** begin **
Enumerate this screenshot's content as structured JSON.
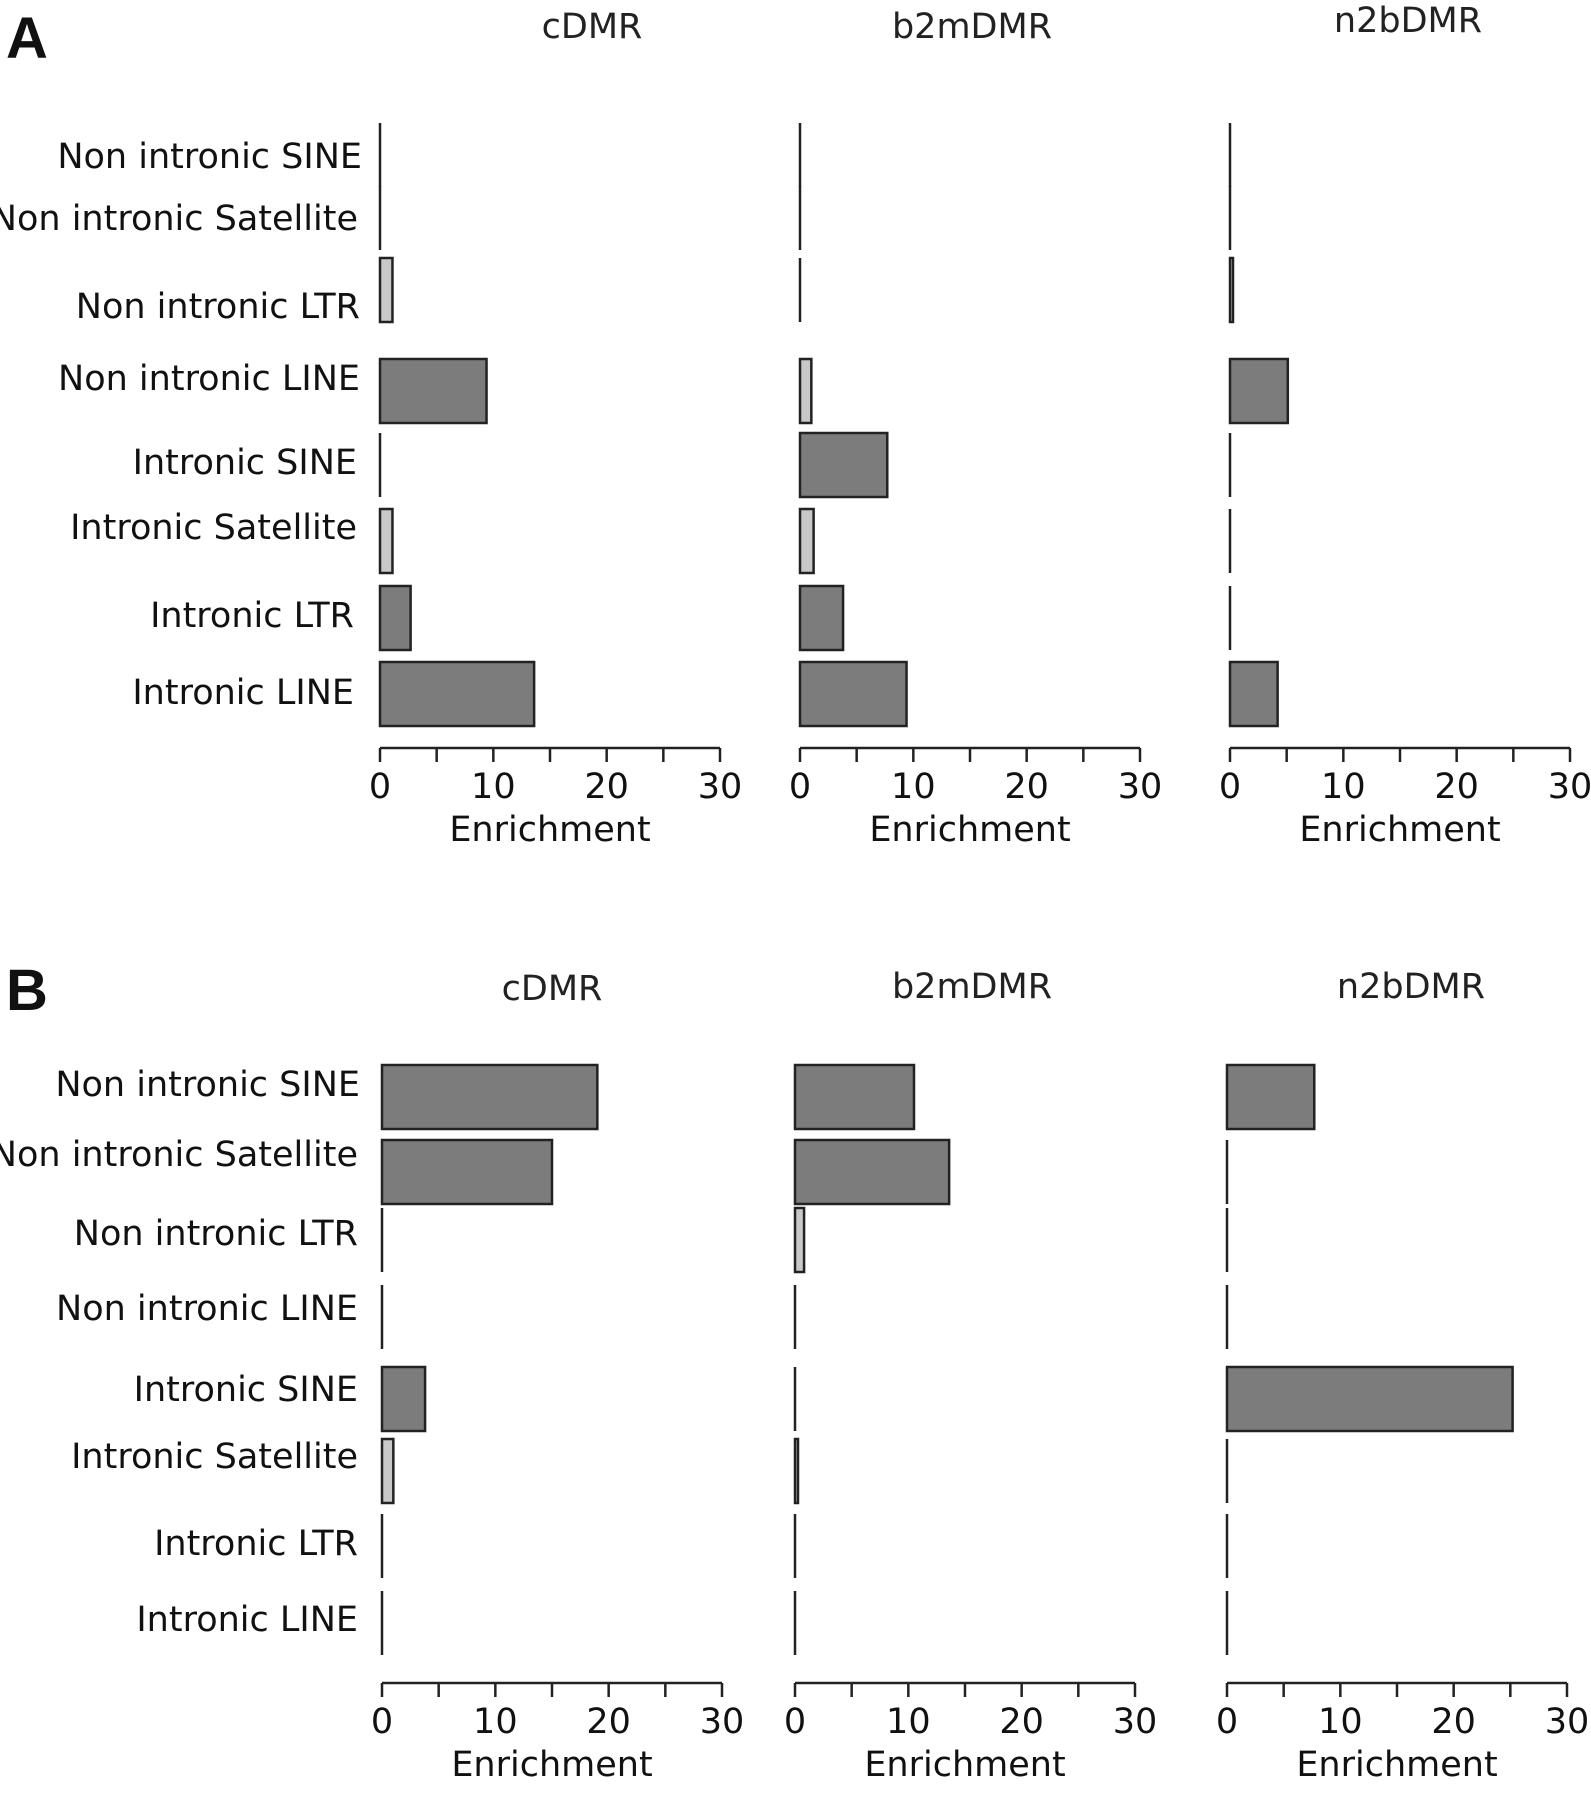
{
  "panels": [
    {
      "letter": "A"
    },
    {
      "letter": "B"
    }
  ],
  "categories": [
    "Non intronic SINE",
    "Non intronic Satellite",
    "Non intronic LTR",
    "Non intronic LINE",
    "Intronic SINE",
    "Intronic Satellite",
    "Intronic LTR",
    "Intronic LINE"
  ],
  "colors": {
    "bar": "#7c7c7c",
    "bar_small": "#c8c8c8",
    "axis": "#222222"
  },
  "chart_data": [
    {
      "type": "bar",
      "orientation": "horizontal",
      "panel": "A",
      "title": "cDMR",
      "xlabel": "Enrichment",
      "xlim": [
        0,
        30
      ],
      "xticks": [
        0,
        10,
        20,
        30
      ],
      "categories": [
        "Non intronic SINE",
        "Non intronic Satellite",
        "Non intronic LTR",
        "Non intronic LINE",
        "Intronic SINE",
        "Intronic Satellite",
        "Intronic LTR",
        "Intronic LINE"
      ],
      "values": [
        0,
        0,
        1.1,
        9.4,
        0,
        1.1,
        2.7,
        13.6
      ]
    },
    {
      "type": "bar",
      "orientation": "horizontal",
      "panel": "A",
      "title": "b2mDMR",
      "xlabel": "Enrichment",
      "xlim": [
        0,
        30
      ],
      "xticks": [
        0,
        10,
        20,
        30
      ],
      "categories": [
        "Non intronic SINE",
        "Non intronic Satellite",
        "Non intronic LTR",
        "Non intronic LINE",
        "Intronic SINE",
        "Intronic Satellite",
        "Intronic LTR",
        "Intronic LINE"
      ],
      "values": [
        0,
        0,
        0,
        1.0,
        7.7,
        1.2,
        3.8,
        9.4
      ]
    },
    {
      "type": "bar",
      "orientation": "horizontal",
      "panel": "A",
      "title": "n2bDMR",
      "xlabel": "Enrichment",
      "xlim": [
        0,
        30
      ],
      "xticks": [
        0,
        10,
        20,
        30
      ],
      "categories": [
        "Non intronic SINE",
        "Non intronic Satellite",
        "Non intronic LTR",
        "Non intronic LINE",
        "Intronic SINE",
        "Intronic Satellite",
        "Intronic LTR",
        "Intronic LINE"
      ],
      "values": [
        0,
        0,
        0.2,
        5.1,
        0,
        0,
        0,
        4.2
      ]
    },
    {
      "type": "bar",
      "orientation": "horizontal",
      "panel": "B",
      "title": "cDMR",
      "xlabel": "Enrichment",
      "xlim": [
        0,
        30
      ],
      "xticks": [
        0,
        10,
        20,
        30
      ],
      "categories": [
        "Non intronic SINE",
        "Non intronic Satellite",
        "Non intronic LTR",
        "Non intronic LINE",
        "Intronic SINE",
        "Intronic Satellite",
        "Intronic LTR",
        "Intronic LINE"
      ],
      "values": [
        19.0,
        15.0,
        0,
        0,
        3.8,
        1.0,
        0,
        0
      ]
    },
    {
      "type": "bar",
      "orientation": "horizontal",
      "panel": "B",
      "title": "b2mDMR",
      "xlabel": "Enrichment",
      "xlim": [
        0,
        30
      ],
      "xticks": [
        0,
        10,
        20,
        30
      ],
      "categories": [
        "Non intronic SINE",
        "Non intronic Satellite",
        "Non intronic LTR",
        "Non intronic LINE",
        "Intronic SINE",
        "Intronic Satellite",
        "Intronic LTR",
        "Intronic LINE"
      ],
      "values": [
        10.5,
        13.6,
        0.8,
        0,
        0,
        0.2,
        0,
        0
      ]
    },
    {
      "type": "bar",
      "orientation": "horizontal",
      "panel": "B",
      "title": "n2bDMR",
      "xlabel": "Enrichment",
      "xlim": [
        0,
        30
      ],
      "xticks": [
        0,
        10,
        20,
        30
      ],
      "categories": [
        "Non intronic SINE",
        "Non intronic Satellite",
        "Non intronic LTR",
        "Non intronic LINE",
        "Intronic SINE",
        "Intronic Satellite",
        "Intronic LTR",
        "Intronic LINE"
      ],
      "values": [
        7.7,
        0,
        0,
        0,
        25.2,
        0,
        0,
        0
      ]
    }
  ]
}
** end **
**Stated problem**
Please transcribe the material above exactly as written. Leave the pictures out.

**The reply**
Enumerate this screenshot's content as structured JSON.
{
  "panels": [
    {
      "letter": "A"
    },
    {
      "letter": "B"
    }
  ],
  "categories": [
    "Non intronic SINE",
    "Non intronic Satellite",
    "Non intronic LTR",
    "Non intronic LINE",
    "Intronic SINE",
    "Intronic Satellite",
    "Intronic LTR",
    "Intronic LINE"
  ],
  "colors": {
    "bar": "#7c7c7c",
    "bar_small": "#c8c8c8",
    "axis": "#222222"
  },
  "chart_data": [
    {
      "type": "bar",
      "orientation": "horizontal",
      "panel": "A",
      "title": "cDMR",
      "xlabel": "Enrichment",
      "xlim": [
        0,
        30
      ],
      "xticks": [
        0,
        10,
        20,
        30
      ],
      "categories": [
        "Non intronic SINE",
        "Non intronic Satellite",
        "Non intronic LTR",
        "Non intronic LINE",
        "Intronic SINE",
        "Intronic Satellite",
        "Intronic LTR",
        "Intronic LINE"
      ],
      "values": [
        0,
        0,
        1.1,
        9.4,
        0,
        1.1,
        2.7,
        13.6
      ]
    },
    {
      "type": "bar",
      "orientation": "horizontal",
      "panel": "A",
      "title": "b2mDMR",
      "xlabel": "Enrichment",
      "xlim": [
        0,
        30
      ],
      "xticks": [
        0,
        10,
        20,
        30
      ],
      "categories": [
        "Non intronic SINE",
        "Non intronic Satellite",
        "Non intronic LTR",
        "Non intronic LINE",
        "Intronic SINE",
        "Intronic Satellite",
        "Intronic LTR",
        "Intronic LINE"
      ],
      "values": [
        0,
        0,
        0,
        1.0,
        7.7,
        1.2,
        3.8,
        9.4
      ]
    },
    {
      "type": "bar",
      "orientation": "horizontal",
      "panel": "A",
      "title": "n2bDMR",
      "xlabel": "Enrichment",
      "xlim": [
        0,
        30
      ],
      "xticks": [
        0,
        10,
        20,
        30
      ],
      "categories": [
        "Non intronic SINE",
        "Non intronic Satellite",
        "Non intronic LTR",
        "Non intronic LINE",
        "Intronic SINE",
        "Intronic Satellite",
        "Intronic LTR",
        "Intronic LINE"
      ],
      "values": [
        0,
        0,
        0.2,
        5.1,
        0,
        0,
        0,
        4.2
      ]
    },
    {
      "type": "bar",
      "orientation": "horizontal",
      "panel": "B",
      "title": "cDMR",
      "xlabel": "Enrichment",
      "xlim": [
        0,
        30
      ],
      "xticks": [
        0,
        10,
        20,
        30
      ],
      "categories": [
        "Non intronic SINE",
        "Non intronic Satellite",
        "Non intronic LTR",
        "Non intronic LINE",
        "Intronic SINE",
        "Intronic Satellite",
        "Intronic LTR",
        "Intronic LINE"
      ],
      "values": [
        19.0,
        15.0,
        0,
        0,
        3.8,
        1.0,
        0,
        0
      ]
    },
    {
      "type": "bar",
      "orientation": "horizontal",
      "panel": "B",
      "title": "b2mDMR",
      "xlabel": "Enrichment",
      "xlim": [
        0,
        30
      ],
      "xticks": [
        0,
        10,
        20,
        30
      ],
      "categories": [
        "Non intronic SINE",
        "Non intronic Satellite",
        "Non intronic LTR",
        "Non intronic LINE",
        "Intronic SINE",
        "Intronic Satellite",
        "Intronic LTR",
        "Intronic LINE"
      ],
      "values": [
        10.5,
        13.6,
        0.8,
        0,
        0,
        0.2,
        0,
        0
      ]
    },
    {
      "type": "bar",
      "orientation": "horizontal",
      "panel": "B",
      "title": "n2bDMR",
      "xlabel": "Enrichment",
      "xlim": [
        0,
        30
      ],
      "xticks": [
        0,
        10,
        20,
        30
      ],
      "categories": [
        "Non intronic SINE",
        "Non intronic Satellite",
        "Non intronic LTR",
        "Non intronic LINE",
        "Intronic SINE",
        "Intronic Satellite",
        "Intronic LTR",
        "Intronic LINE"
      ],
      "values": [
        7.7,
        0,
        0,
        0,
        25.2,
        0,
        0,
        0
      ]
    }
  ]
}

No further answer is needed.